__GIVEN DATA__.
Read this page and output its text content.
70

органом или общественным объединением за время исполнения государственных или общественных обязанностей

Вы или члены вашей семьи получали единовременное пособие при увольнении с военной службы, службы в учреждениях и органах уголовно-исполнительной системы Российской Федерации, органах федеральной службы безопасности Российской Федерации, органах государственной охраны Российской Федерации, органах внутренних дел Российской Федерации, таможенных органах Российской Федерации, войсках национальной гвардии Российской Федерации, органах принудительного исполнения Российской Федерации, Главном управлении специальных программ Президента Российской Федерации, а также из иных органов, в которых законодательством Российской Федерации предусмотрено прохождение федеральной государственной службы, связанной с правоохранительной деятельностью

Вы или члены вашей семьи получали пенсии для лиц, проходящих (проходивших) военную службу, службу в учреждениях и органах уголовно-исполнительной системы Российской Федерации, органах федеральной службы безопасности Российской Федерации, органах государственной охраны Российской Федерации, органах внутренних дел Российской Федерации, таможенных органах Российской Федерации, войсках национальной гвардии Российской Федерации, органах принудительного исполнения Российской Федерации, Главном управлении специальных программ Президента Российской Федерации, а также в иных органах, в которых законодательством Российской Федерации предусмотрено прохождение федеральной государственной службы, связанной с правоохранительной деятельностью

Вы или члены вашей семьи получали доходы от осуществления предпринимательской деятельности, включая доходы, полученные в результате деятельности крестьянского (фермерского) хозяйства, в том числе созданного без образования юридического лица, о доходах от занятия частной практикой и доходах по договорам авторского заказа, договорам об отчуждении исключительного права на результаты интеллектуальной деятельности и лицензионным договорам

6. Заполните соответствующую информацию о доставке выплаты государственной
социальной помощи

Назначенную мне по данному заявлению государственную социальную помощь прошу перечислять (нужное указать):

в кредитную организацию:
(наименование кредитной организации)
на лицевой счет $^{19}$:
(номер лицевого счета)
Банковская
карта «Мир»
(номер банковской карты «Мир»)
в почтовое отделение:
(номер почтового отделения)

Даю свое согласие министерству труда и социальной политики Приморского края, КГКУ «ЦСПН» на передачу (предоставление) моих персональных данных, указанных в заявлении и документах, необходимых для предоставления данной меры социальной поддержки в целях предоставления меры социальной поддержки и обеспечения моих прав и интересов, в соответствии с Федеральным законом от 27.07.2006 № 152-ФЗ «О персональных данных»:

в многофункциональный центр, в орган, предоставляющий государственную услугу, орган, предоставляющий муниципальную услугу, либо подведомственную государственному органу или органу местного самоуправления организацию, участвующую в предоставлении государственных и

__TASK STATEMENT__. Using the listing, collect all lines in which the string "иных" is found.

__FINAL RESULT__.
Вы или члены вашей семьи получали единовременное пособие при увольнении с военной службы, службы в учреждениях и органах уголовно-исполнительной системы Российской Федерации, органах федеральной службы безопасности Российской Федерации, органах государственной охраны Российской Федерации, органах внутренних дел Российской Федерации, таможенных органах Российской Федерации, войсках национальной гвардии Российской Федерации, органах принудительного исполнения Российской Федерации, Главном управлении специальных программ Президента Российской Федерации, а также из иных органов, в которых законодательством Российской Федерации предусмотрено прохождение федеральной государственной службы, связанной с правоохранительной деятельностью
Вы или члены вашей семьи получали пенсии для лиц, проходящих (проходивших) военную службу, службу в учреждениях и органах уголовно-исполнительной системы Российской Федерации, органах федеральной службы безопасности Российской Федерации, органах государственной охраны Российской Федерации, органах внутренних дел Российской Федерации, таможенных органах Российской Федерации, войсках национальной гвардии Российской Федерации, органах принудительного исполнения Российской Федерации, Главном управлении специальных программ Президента Российской Федерации, а также в иных органах, в которых законодательством Российской Федерации предусмотрено прохождение федеральной государственной службы, связанной с правоохранительной деятельностью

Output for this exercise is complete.